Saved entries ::

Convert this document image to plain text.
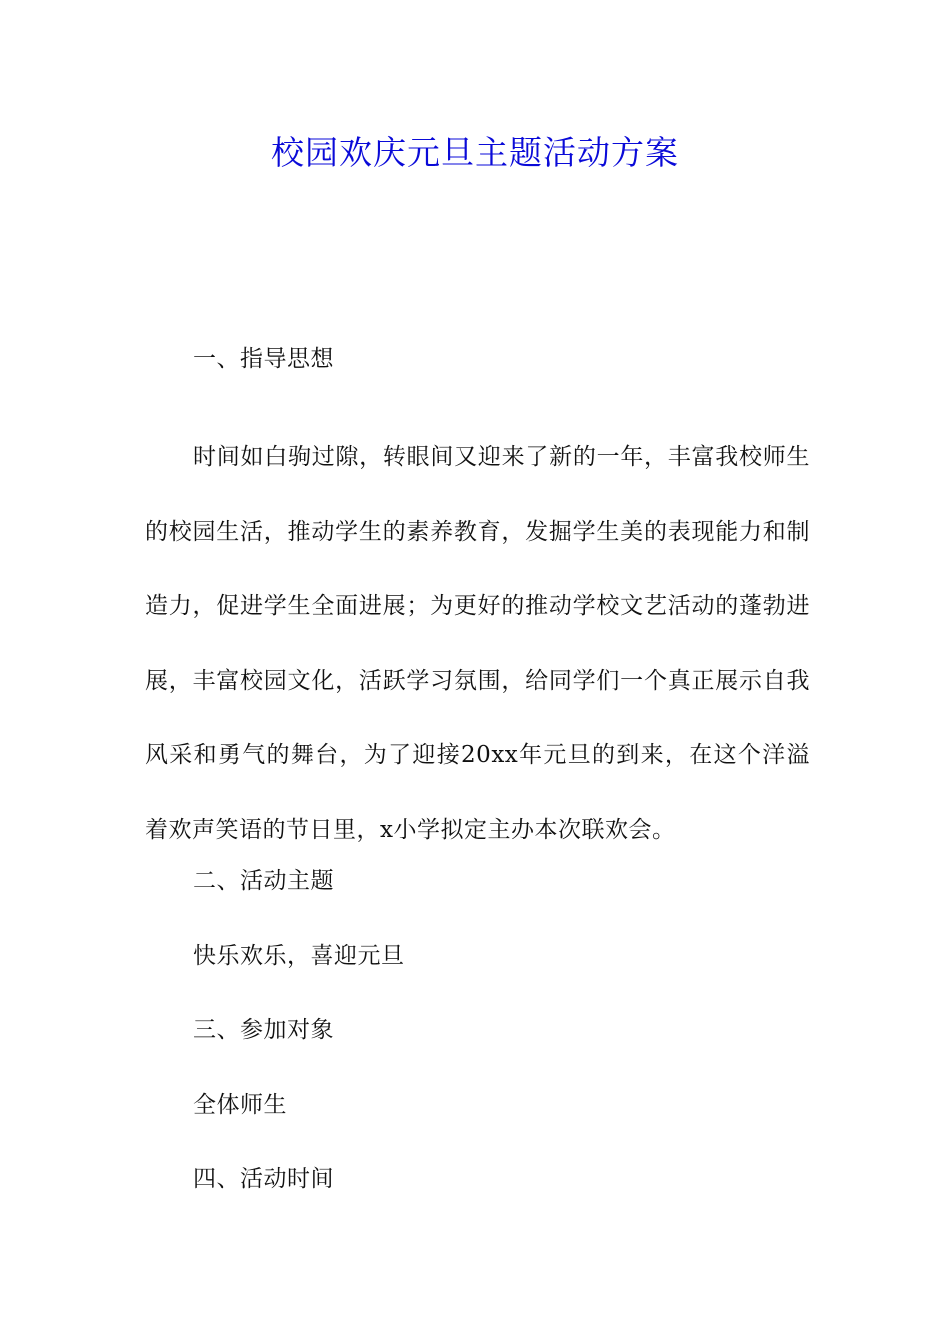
校园欢庆元旦主题活动方案
一、指导思想

时间如白驹过隙，转眼间又迎来了新的一年，丰富我校师生的校园生活，推动学生的素养教育，发掘学生美的表现能力和制造力，促进学生全面进展；为更好的推动学校文艺活动的蓬勃进展，丰富校园文化，活跃学习氛围，给同学们一个真正展示自我风采和勇气的舞台，为了迎接20xx年元旦的到来，在这个洋溢着欢声笑语的节日里，x小学拟定主办本次联欢会。

二、活动主题
快乐欢乐，喜迎元旦
三、参加对象
全体师生
四、活动时间
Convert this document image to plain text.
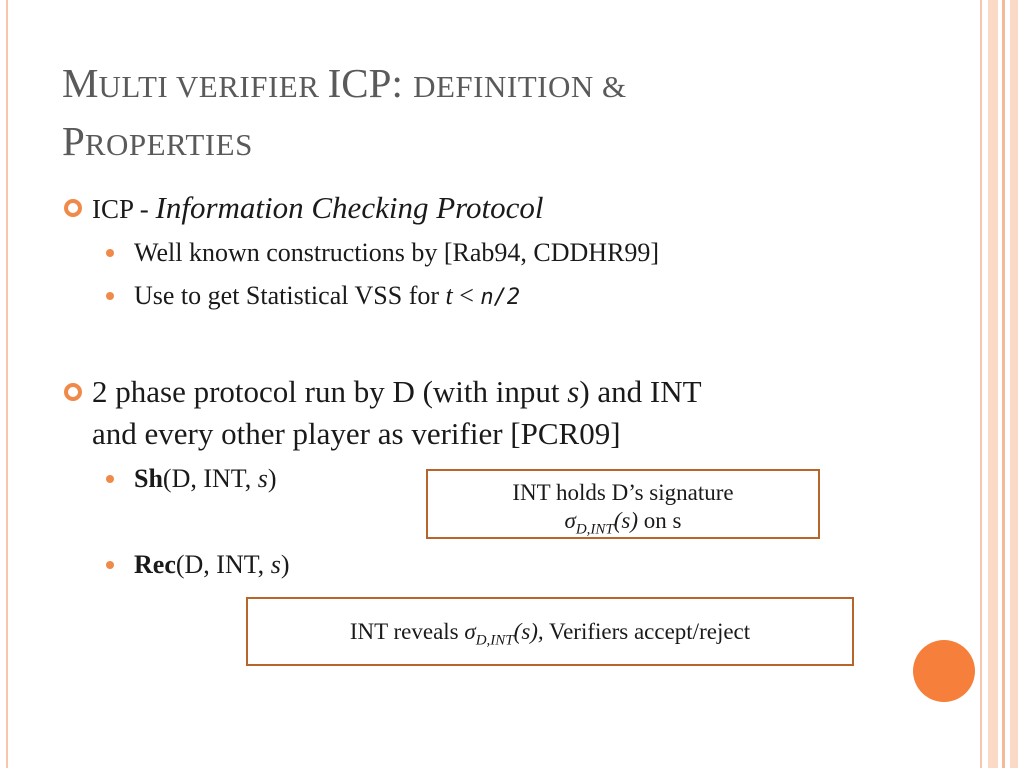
MULTI VERIFIER ICP: DEFINITION &
PROPERTIES
ICP - Information Checking Protocol
Well known constructions by [Rab94, CDDHR99]
Use to get Statistical VSS for t < n/2
2 phase protocol run by D (with input s) and INT
and every other player as verifier [PCR09]
Sh(D, INT, s)
Rec(D, INT, s)
INT holds D’s signature
$\sigma_{D,INT}(s)$ on s
INT reveals $\sigma_{D,INT}(s)$, Verifiers accept/reject
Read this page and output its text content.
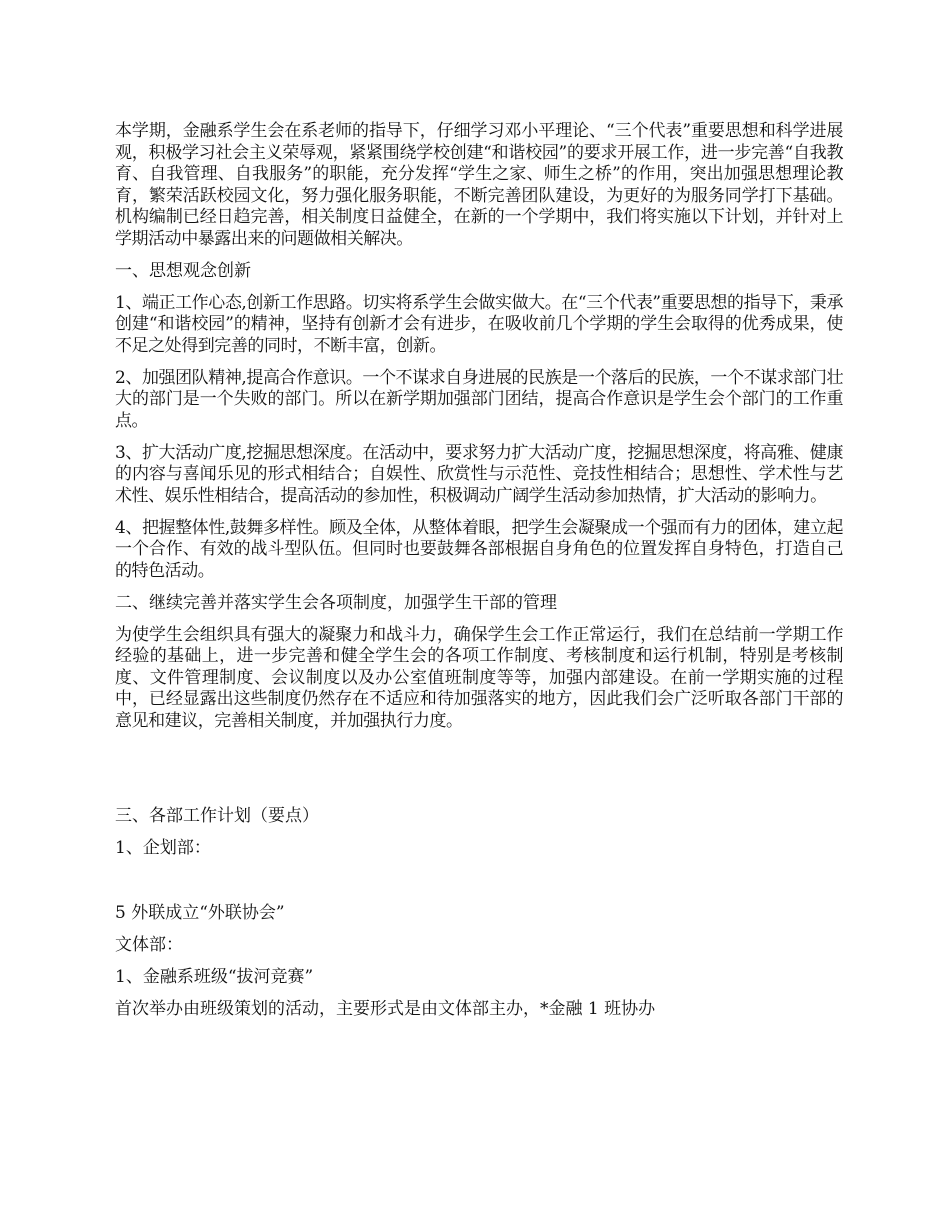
本学期，金融系学生会在系老师的指导下，仔细学习邓小平理论、“三个代表”重要思想和科学进展观，积极学习社会主义荣辱观，紧紧围绕学校创建“和谐校园”的要求开展工作，进一步完善“自我教育、自我管理、自我服务”的职能，充分发挥“学生之家、师生之桥”的作用，突出加强思想理论教育，繁荣活跃校园文化，努力强化服务职能，不断完善团队建设，为更好的为服务同学打下基础。机构编制已经日趋完善，相关制度日益健全，在新的一个学期中，我们将实施以下计划，并针对上学期活动中暴露出来的问题做相关解决。

一、思想观念创新

1、端正工作心态,创新工作思路。切实将系学生会做实做大。在“三个代表”重要思想的指导下，秉承创建“和谐校园”的精神，坚持有创新才会有进步，在吸收前几个学期的学生会取得的优秀成果，使不足之处得到完善的同时，不断丰富，创新。

2、加强团队精神,提高合作意识。一个不谋求自身进展的民族是一个落后的民族，一个不谋求部门壮大的部门是一个失败的部门。所以在新学期加强部门团结，提高合作意识是学生会个部门的工作重点。

3、扩大活动广度,挖掘思想深度。在活动中，要求努力扩大活动广度，挖掘思想深度，将高雅、健康的内容与喜闻乐见的形式相结合；自娱性、欣赏性与示范性、竞技性相结合；思想性、学术性与艺术性、娱乐性相结合，提高活动的参加性，积极调动广阔学生活动参加热情，扩大活动的影响力。

4、把握整体性,鼓舞多样性。顾及全体，从整体着眼，把学生会凝聚成一个强而有力的团体，建立起一个合作、有效的战斗型队伍。但同时也要鼓舞各部根据自身角色的位置发挥自身特色，打造自己的特色活动。

二、继续完善并落实学生会各项制度，加强学生干部的管理

为使学生会组织具有强大的凝聚力和战斗力，确保学生会工作正常运行，我们在总结前一学期工作经验的基础上，进一步完善和健全学生会的各项工作制度、考核制度和运行机制，特别是考核制度、文件管理制度、会议制度以及办公室值班制度等等，加强内部建设。在前一学期实施的过程中，已经显露出这些制度仍然存在不适应和待加强落实的地方，因此我们会广泛听取各部门干部的意见和建议，完善相关制度，并加强执行力度。

三、各部工作计划（要点）

1、企划部：

5 外联成立“外联协会”

文体部：

1、金融系班级“拔河竞赛”

首次举办由班级策划的活动，主要形式是由文体部主办，*金融 1 班协办
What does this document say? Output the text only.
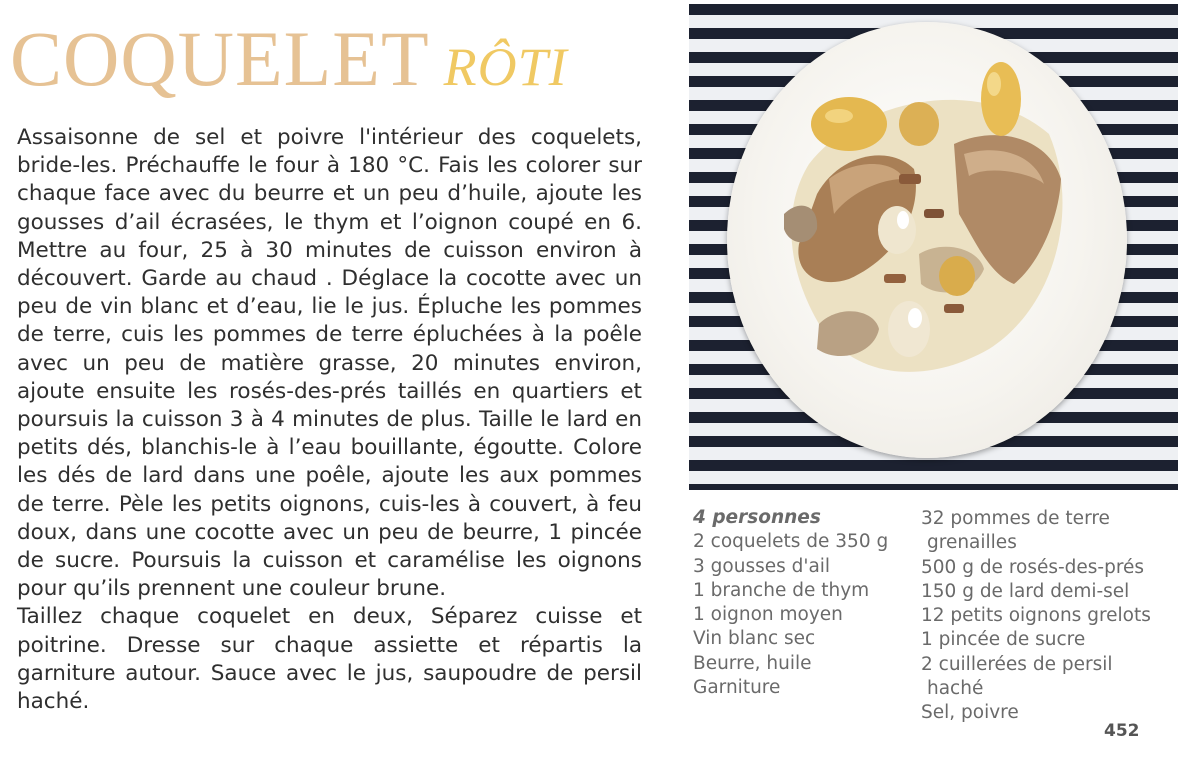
COQUELET RÔTI

Assaisonne de sel et poivre l'intérieur des coquelets, bride-les. Préchauffe le four à 180 °C. Fais les colorer sur chaque face avec du beurre et un peu d’huile, ajoute les gousses d’ail écrasées, le thym et l’oignon coupé en 6. Mettre au four, 25 à 30 minutes de cuisson environ à découvert. Garde au chaud . Déglace la cocotte avec un peu de vin blanc et d’eau, lie le jus. Épluche les pommes de terre, cuis les pommes de terre épluchées à la poêle avec un peu de matière grasse, 20 minutes environ, ajoute ensuite les rosés-des-prés taillés en quartiers et poursuis la cuisson 3 à 4 minutes de plus. Taille le lard en petits dés, blanchis-le à l’eau bouillante, égoutte. Colore les dés de lard dans une poêle, ajoute les aux pommes de terre. Pèle les petits oignons, cuis-les à couvert, à feu doux, dans une cocotte avec un peu de beurre, 1 pincée de sucre. Poursuis la cuisson et caramélise les oignons pour qu’ils prennent une couleur brune.

Taillez chaque coquelet en deux, Séparez cuisse et poitrine. Dresse sur chaque assiette et répartis la garniture autour. Sauce avec le jus, saupoudre de persil haché.

4 personnes
2 coquelets de 350 g
3 gousses d'ail
1 branche de thym
1 oignon moyen
Vin blanc sec
Beurre, huile
Garniture
32 pommes de terre
grenailles
500 g de rosés-des-prés
150 g de lard demi-sel
12 petits oignons grelots
1 pincée de sucre
2 cuillerées de persil
haché
Sel, poivre
452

Set task ::
Keep the pictures out of the copy and return the rest of the data above exactly.

Correct output ::
Convert this document image to plain text.
校园欢庆元旦主题活动方案
一、指导思想

时间如白驹过隙，转眼间又迎来了新的一年，丰富我校师生的校园生活，推动学生的素养教育，发掘学生美的表现能力和制造力，促进学生全面进展；为更好的推动学校文艺活动的蓬勃进展，丰富校园文化，活跃学习氛围，给同学们一个真正展示自我风采和勇气的舞台，为了迎接20xx年元旦的到来，在这个洋溢着欢声笑语的节日里，x小学拟定主办本次联欢会。

二、活动主题
快乐欢乐，喜迎元旦
三、参加对象
全体师生
四、活动时间
Convert this document image to plain text.
MULTI VERIFIER ICP: DEFINITION &
PROPERTIES
ICP - Information Checking Protocol
Well known constructions by [Rab94, CDDHR99]
Use to get Statistical VSS for t < n/2
2 phase protocol run by D (with input s) and INT
and every other player as verifier [PCR09]
Sh(D, INT, s)
Rec(D, INT, s)
INT holds D’s signature
$\sigma_{D,INT}(s)$ on s
INT reveals $\sigma_{D,INT}(s)$, Verifiers accept/reject
Read this page and output its text content.
本学期，金融系学生会在系老师的指导下，仔细学习邓小平理论、“三个代表”重要思想和科学进展观，积极学习社会主义荣辱观，紧紧围绕学校创建“和谐校园”的要求开展工作，进一步完善“自我教育、自我管理、自我服务”的职能，充分发挥“学生之家、师生之桥”的作用，突出加强思想理论教育，繁荣活跃校园文化，努力强化服务职能，不断完善团队建设，为更好的为服务同学打下基础。机构编制已经日趋完善，相关制度日益健全，在新的一个学期中，我们将实施以下计划，并针对上学期活动中暴露出来的问题做相关解决。

一、思想观念创新

1、端正工作心态,创新工作思路。切实将系学生会做实做大。在“三个代表”重要思想的指导下，秉承创建“和谐校园”的精神，坚持有创新才会有进步，在吸收前几个学期的学生会取得的优秀成果，使不足之处得到完善的同时，不断丰富，创新。

2、加强团队精神,提高合作意识。一个不谋求自身进展的民族是一个落后的民族，一个不谋求部门壮大的部门是一个失败的部门。所以在新学期加强部门团结，提高合作意识是学生会个部门的工作重点。

3、扩大活动广度,挖掘思想深度。在活动中，要求努力扩大活动广度，挖掘思想深度，将高雅、健康的内容与喜闻乐见的形式相结合；自娱性、欣赏性与示范性、竞技性相结合；思想性、学术性与艺术性、娱乐性相结合，提高活动的参加性，积极调动广阔学生活动参加热情，扩大活动的影响力。

4、把握整体性,鼓舞多样性。顾及全体，从整体着眼，把学生会凝聚成一个强而有力的团体，建立起一个合作、有效的战斗型队伍。但同时也要鼓舞各部根据自身角色的位置发挥自身特色，打造自己的特色活动。

二、继续完善并落实学生会各项制度，加强学生干部的管理

为使学生会组织具有强大的凝聚力和战斗力，确保学生会工作正常运行，我们在总结前一学期工作经验的基础上，进一步完善和健全学生会的各项工作制度、考核制度和运行机制，特别是考核制度、文件管理制度、会议制度以及办公室值班制度等等，加强内部建设。在前一学期实施的过程中，已经显露出这些制度仍然存在不适应和待加强落实的地方，因此我们会广泛听取各部门干部的意见和建议，完善相关制度，并加强执行力度。

三、各部工作计划（要点）

1、企划部：

5 外联成立“外联协会”

文体部：

1、金融系班级“拔河竞赛”

首次举办由班级策划的活动，主要形式是由文体部主办，*金融 1 班协办
What does this document say? Output the text only.
COQUELET RÔTI

Assaisonne de sel et poivre l'intérieur des coquelets, bride-les. Préchauffe le four à 180 °C. Fais les colorer sur chaque face avec du beurre et un peu d’huile, ajoute les gousses d’ail écrasées, le thym et l’oignon coupé en 6. Mettre au four, 25 à 30 minutes de cuisson environ à découvert. Garde au chaud . Déglace la cocotte avec un peu de vin blanc et d’eau, lie le jus. Épluche les pommes de terre, cuis les pommes de terre épluchées à la poêle avec un peu de matière grasse, 20 minutes environ, ajoute ensuite les rosés-des-prés taillés en quartiers et poursuis la cuisson 3 à 4 minutes de plus. Taille le lard en petits dés, blanchis-le à l’eau bouillante, égoutte. Colore les dés de lard dans une poêle, ajoute les aux pommes de terre. Pèle les petits oignons, cuis-les à couvert, à feu doux, dans une cocotte avec un peu de beurre, 1 pincée de sucre. Poursuis la cuisson et caramélise les oignons pour qu’ils prennent une couleur brune.

Taillez chaque coquelet en deux, Séparez cuisse et poitrine. Dresse sur chaque assiette et répartis la garniture autour. Sauce avec le jus, saupoudre de persil haché.

4 personnes
2 coquelets de 350 g
3 gousses d'ail
1 branche de thym
1 oignon moyen
Vin blanc sec
Beurre, huile
Garniture
32 pommes de terre
grenailles
500 g de rosés-des-prés
150 g de lard demi-sel
12 petits oignons grelots
1 pincée de sucre
2 cuillerées de persil
haché
Sel, poivre
452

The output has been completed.